Go through the listing beneath this task and return every line that carries the string "dotnet".

## Start DATA SUPPLIED

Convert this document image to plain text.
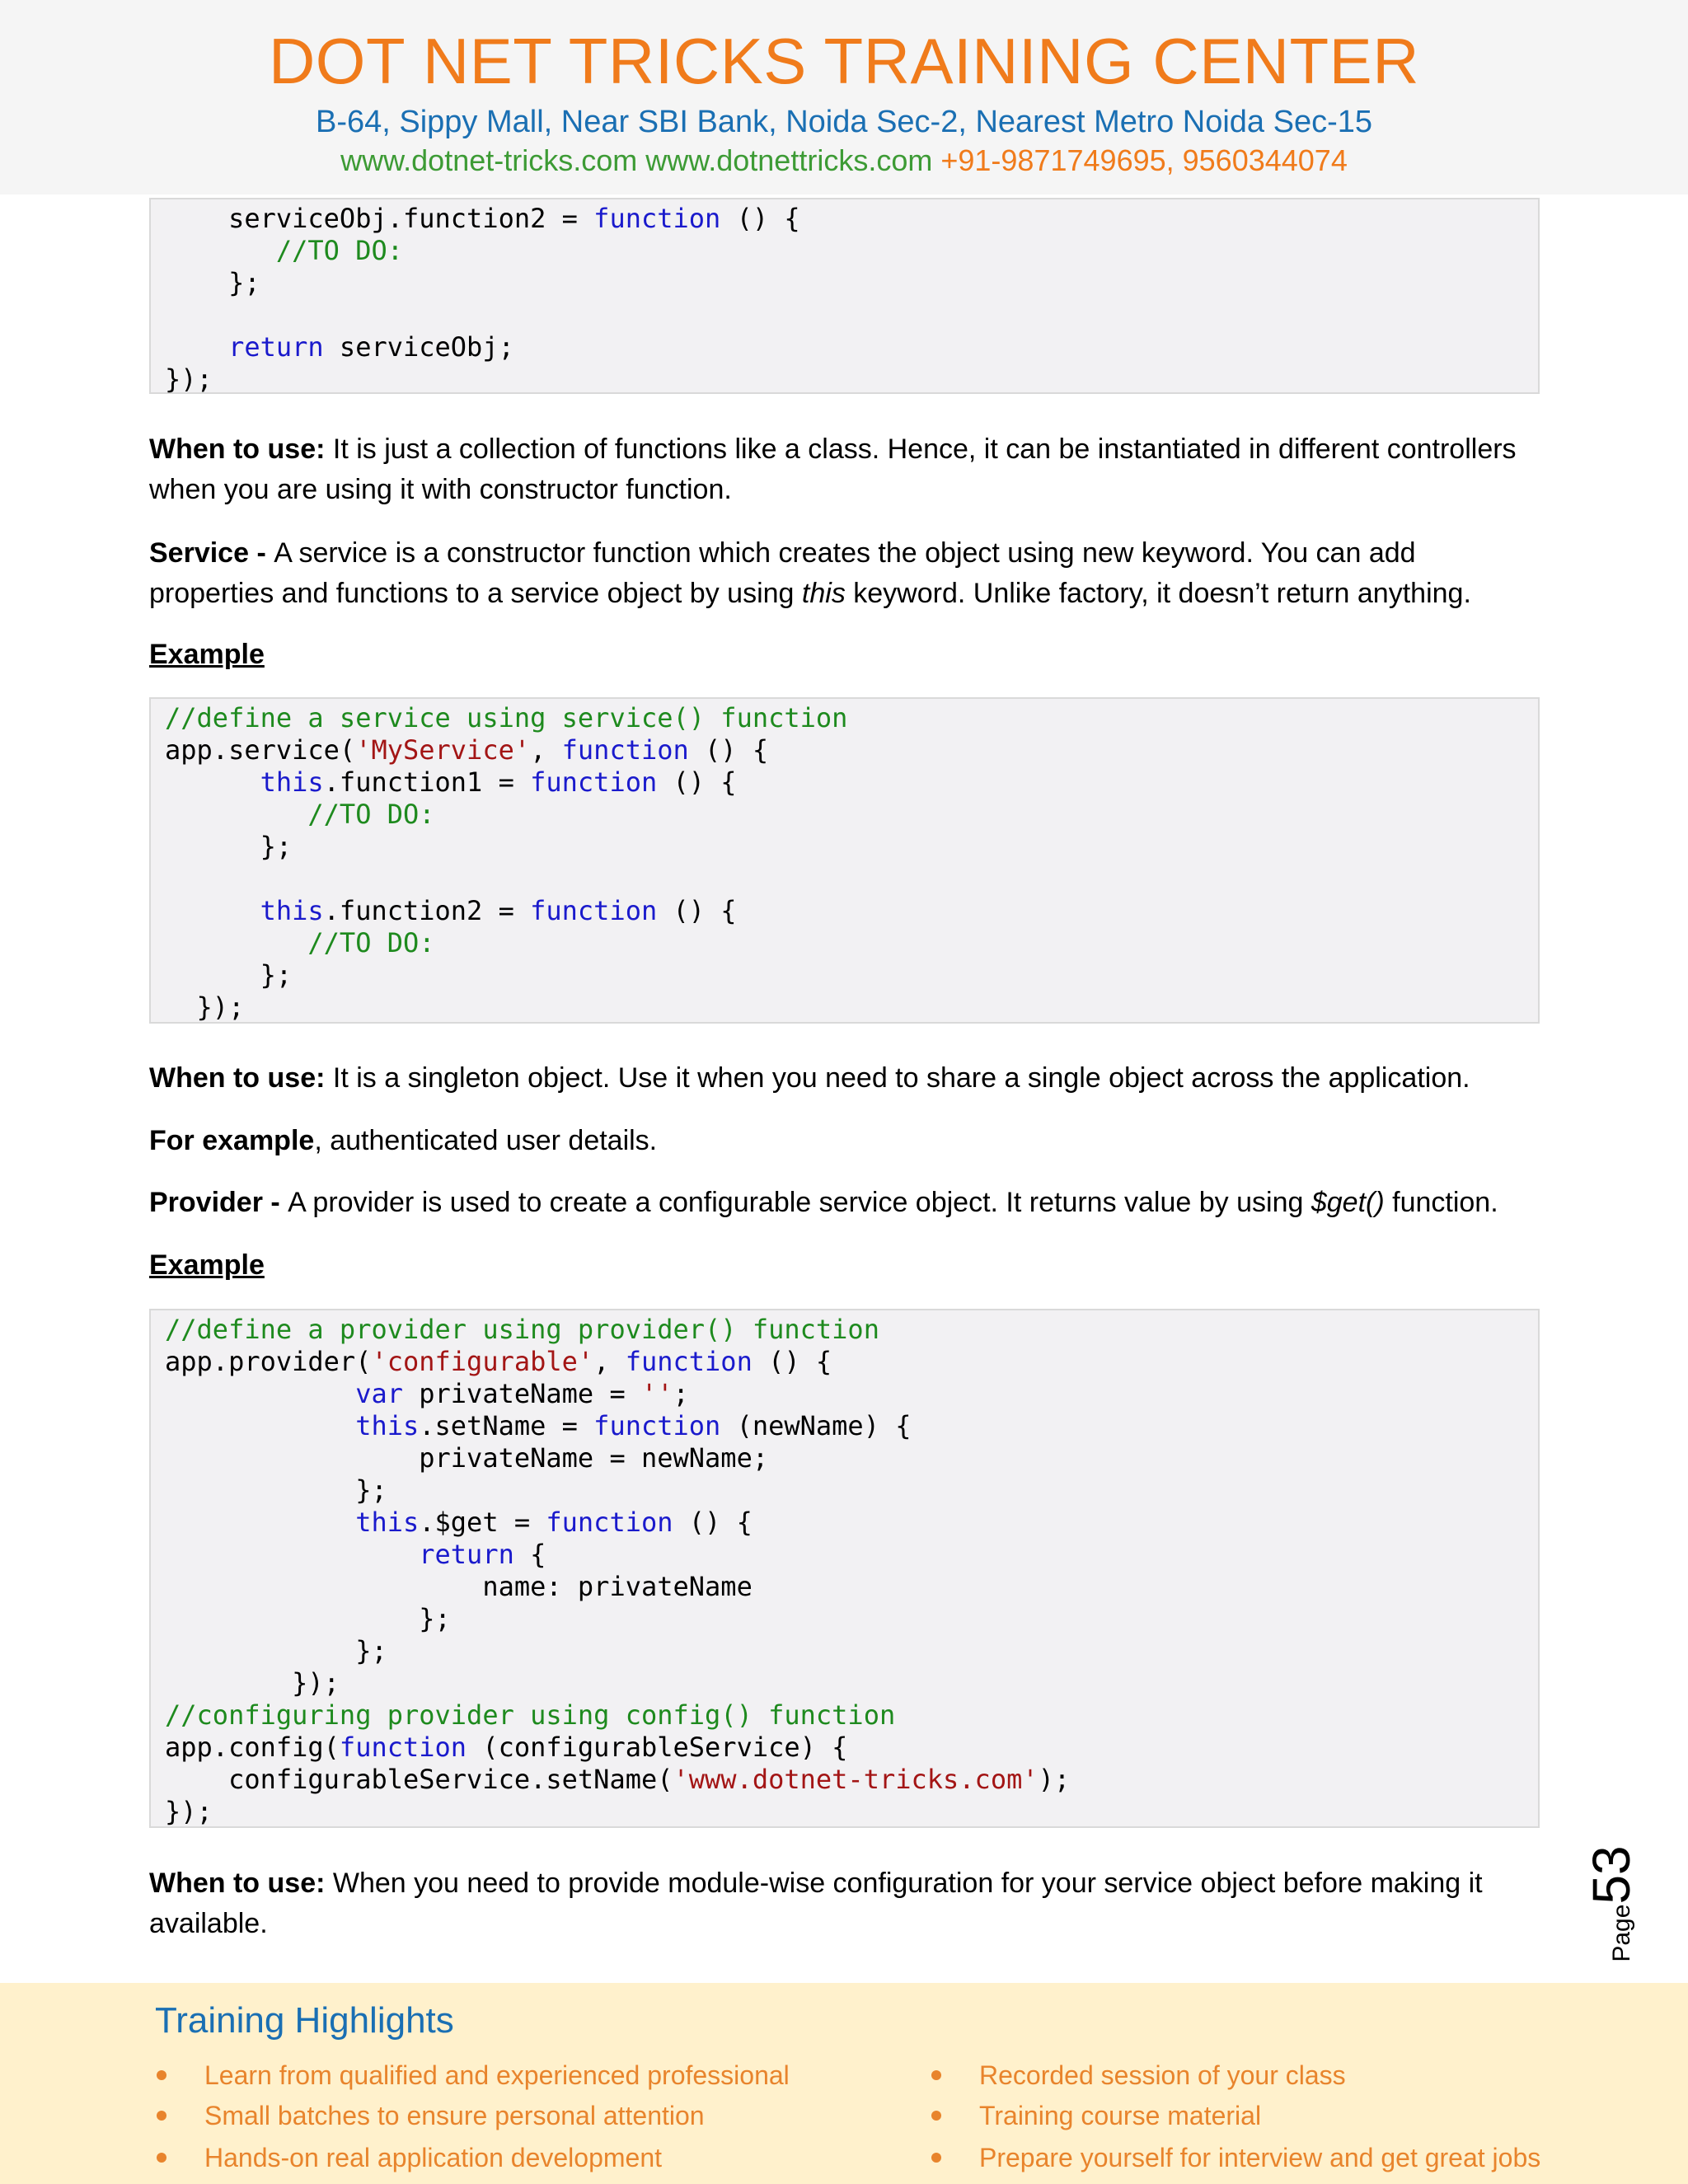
DOT NET TRICKS TRAINING CENTER
B-64, Sippy Mall, Near SBI Bank, Noida Sec-2, Nearest Metro Noida Sec-15
www.dotnet-tricks.com www.dotnettricks.com +91-9871749695, 9560344074
serviceObj.function2 = function () {
//TO DO:
};
return serviceObj;
});
When to use: It is just a collection of functions like a class. Hence, it can be instantiated in different controllers when you are using it with constructor function.
Service - A service is a constructor function which creates the object using new keyword. You can add properties and functions to a service object by using this keyword. Unlike factory, it doesn’t return anything.
Example
//define a service using service() function
app.service('MyService', function () {
this.function1 = function () {
//TO DO:
};
this.function2 = function () {
//TO DO:
};
});
When to use: It is a singleton object. Use it when you need to share a single object across the application.
For example, authenticated user details.
Provider - A provider is used to create a configurable service object. It returns value by using $get() function.
Example
//define a provider using provider() function
app.provider('configurable', function () {
var privateName = '';
this.setName = function (newName) {
privateName = newName;
};
this.$get = function () {
return {
name: privateName
};
};
});
//configuring provider using config() function
app.config(function (configurableService) {
configurableService.setName('www.dotnet-tricks.com');
});
When to use: When you need to provide module-wise configuration for your service object before making it available.	Page53
Training Highlights
Learn from qualified and experienced professional
Small batches to ensure personal attention
Hands-on real application development
Recorded session of your class
Training course material
Prepare yourself for interview and get great jobs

## End DATA SUPPLIED

◆ FINAL ANSWER ◆
www.dotnet-tricks.com www.dotnettricks.com +91-9871749695, 9560344074
configurableService.setName('www.dotnet-tricks.com');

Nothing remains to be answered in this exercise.